Records from a data source
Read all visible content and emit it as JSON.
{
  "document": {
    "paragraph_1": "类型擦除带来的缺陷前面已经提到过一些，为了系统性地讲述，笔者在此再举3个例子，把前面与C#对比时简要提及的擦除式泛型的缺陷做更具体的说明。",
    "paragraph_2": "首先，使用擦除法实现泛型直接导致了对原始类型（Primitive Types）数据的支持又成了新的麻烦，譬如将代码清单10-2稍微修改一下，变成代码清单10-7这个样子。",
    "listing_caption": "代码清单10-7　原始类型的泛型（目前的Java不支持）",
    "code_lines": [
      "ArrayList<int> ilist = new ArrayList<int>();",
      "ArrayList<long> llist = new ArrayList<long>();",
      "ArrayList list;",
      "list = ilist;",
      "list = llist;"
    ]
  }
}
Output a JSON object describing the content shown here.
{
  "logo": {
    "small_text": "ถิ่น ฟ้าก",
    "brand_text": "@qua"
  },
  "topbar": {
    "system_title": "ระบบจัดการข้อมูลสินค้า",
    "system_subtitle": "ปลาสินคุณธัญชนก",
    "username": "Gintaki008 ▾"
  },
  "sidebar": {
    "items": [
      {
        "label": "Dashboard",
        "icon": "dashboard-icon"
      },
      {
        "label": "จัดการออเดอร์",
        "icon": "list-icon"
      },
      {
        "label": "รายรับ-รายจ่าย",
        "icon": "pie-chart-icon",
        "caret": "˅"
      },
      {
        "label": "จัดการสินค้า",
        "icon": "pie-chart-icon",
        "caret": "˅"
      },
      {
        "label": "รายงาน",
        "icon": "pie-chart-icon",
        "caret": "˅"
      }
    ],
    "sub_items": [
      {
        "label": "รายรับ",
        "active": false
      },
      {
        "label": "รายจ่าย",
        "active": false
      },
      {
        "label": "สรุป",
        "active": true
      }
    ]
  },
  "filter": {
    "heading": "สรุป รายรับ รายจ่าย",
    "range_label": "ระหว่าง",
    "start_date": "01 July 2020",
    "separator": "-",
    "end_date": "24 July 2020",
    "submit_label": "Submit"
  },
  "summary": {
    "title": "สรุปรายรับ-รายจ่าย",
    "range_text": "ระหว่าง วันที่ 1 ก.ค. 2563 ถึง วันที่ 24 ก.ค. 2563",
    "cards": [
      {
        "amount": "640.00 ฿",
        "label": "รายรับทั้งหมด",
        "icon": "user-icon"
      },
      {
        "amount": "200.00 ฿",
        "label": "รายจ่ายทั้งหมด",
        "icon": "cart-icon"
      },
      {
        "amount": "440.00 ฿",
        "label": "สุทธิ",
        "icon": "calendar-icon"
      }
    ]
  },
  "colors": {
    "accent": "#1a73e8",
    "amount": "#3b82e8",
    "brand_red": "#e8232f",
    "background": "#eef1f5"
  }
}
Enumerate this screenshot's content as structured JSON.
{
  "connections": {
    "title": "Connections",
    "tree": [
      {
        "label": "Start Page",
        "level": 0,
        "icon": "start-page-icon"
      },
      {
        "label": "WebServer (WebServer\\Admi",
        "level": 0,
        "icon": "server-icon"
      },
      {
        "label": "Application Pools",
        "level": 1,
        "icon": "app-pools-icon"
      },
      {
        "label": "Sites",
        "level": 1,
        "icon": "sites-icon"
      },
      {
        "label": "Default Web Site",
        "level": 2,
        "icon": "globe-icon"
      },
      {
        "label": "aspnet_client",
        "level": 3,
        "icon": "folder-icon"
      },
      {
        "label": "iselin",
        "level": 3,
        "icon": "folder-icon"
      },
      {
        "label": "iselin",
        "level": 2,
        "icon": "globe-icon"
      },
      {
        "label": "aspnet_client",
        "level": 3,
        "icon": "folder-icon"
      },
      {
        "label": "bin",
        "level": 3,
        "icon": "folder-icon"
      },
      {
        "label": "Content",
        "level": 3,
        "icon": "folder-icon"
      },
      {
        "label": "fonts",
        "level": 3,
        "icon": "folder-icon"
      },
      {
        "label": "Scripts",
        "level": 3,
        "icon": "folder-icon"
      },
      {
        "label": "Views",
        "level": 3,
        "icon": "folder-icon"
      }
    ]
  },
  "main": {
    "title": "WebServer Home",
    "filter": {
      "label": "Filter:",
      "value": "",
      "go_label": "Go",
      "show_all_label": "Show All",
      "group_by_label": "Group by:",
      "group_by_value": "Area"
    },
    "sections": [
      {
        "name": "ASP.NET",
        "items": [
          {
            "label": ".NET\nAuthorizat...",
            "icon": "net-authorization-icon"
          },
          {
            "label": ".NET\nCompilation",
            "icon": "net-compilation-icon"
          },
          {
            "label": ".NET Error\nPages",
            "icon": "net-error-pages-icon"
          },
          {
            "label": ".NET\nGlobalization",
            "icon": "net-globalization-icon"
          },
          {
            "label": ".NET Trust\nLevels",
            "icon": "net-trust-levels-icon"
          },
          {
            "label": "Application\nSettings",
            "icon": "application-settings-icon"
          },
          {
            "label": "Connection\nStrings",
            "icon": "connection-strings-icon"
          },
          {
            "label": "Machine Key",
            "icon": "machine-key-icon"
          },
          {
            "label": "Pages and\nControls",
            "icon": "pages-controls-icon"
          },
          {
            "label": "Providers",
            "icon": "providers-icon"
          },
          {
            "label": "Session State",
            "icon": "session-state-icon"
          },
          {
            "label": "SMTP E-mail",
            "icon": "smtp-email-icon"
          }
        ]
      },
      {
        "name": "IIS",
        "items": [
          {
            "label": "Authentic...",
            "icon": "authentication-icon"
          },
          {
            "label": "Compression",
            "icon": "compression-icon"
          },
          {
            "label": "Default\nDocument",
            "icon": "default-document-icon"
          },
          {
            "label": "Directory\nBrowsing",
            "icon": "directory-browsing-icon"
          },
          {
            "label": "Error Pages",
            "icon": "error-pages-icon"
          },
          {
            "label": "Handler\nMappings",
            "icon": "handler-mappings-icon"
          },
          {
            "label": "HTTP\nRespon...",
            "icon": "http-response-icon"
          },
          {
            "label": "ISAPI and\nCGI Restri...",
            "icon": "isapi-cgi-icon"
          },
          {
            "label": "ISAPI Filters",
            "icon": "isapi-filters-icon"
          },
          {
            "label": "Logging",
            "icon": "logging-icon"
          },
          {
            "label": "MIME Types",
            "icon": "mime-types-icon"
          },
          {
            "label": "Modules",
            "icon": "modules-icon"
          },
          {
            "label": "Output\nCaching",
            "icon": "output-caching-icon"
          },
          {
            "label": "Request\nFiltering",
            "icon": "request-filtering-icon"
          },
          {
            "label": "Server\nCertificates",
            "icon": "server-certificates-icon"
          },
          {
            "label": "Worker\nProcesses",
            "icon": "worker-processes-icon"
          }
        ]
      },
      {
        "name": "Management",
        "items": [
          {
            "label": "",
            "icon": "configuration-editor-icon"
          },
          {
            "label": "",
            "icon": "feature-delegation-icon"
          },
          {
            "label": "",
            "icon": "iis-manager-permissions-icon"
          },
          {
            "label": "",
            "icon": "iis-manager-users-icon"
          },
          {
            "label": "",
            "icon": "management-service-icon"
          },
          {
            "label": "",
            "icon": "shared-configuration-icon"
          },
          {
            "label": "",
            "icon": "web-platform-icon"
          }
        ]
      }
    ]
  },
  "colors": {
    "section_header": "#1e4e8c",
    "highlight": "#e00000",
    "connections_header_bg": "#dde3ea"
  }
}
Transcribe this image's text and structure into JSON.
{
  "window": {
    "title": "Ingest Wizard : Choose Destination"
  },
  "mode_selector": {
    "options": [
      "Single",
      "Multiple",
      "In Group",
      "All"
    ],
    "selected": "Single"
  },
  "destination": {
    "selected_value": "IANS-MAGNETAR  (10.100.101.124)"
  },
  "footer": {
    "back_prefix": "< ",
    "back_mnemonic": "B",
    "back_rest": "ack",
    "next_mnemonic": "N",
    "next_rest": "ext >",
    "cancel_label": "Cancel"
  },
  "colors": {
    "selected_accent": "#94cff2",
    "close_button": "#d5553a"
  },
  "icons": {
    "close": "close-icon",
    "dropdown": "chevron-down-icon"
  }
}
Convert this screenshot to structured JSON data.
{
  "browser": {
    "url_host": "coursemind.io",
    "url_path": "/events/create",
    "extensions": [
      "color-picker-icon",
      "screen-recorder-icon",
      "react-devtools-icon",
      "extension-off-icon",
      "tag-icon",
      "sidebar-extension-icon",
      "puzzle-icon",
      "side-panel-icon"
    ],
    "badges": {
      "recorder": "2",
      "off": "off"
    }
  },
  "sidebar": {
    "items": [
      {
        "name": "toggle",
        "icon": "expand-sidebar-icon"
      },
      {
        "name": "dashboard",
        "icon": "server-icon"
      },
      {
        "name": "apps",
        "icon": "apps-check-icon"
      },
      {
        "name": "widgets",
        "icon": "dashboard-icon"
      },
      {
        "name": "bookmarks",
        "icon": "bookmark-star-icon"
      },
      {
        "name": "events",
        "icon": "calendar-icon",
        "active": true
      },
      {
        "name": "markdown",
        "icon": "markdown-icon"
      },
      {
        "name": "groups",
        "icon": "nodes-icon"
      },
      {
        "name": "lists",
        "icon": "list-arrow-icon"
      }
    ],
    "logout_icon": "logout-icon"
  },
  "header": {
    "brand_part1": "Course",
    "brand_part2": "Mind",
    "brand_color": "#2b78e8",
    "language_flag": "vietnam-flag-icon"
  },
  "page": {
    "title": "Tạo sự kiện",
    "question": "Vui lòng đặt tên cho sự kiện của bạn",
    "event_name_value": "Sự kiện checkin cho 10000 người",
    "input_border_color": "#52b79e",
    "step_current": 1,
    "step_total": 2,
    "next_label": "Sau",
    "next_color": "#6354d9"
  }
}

= AIM =
Looking at the material above, count the lines containing the string "this" and reply with the count alone.

= EXERCISE SOLUTION =
3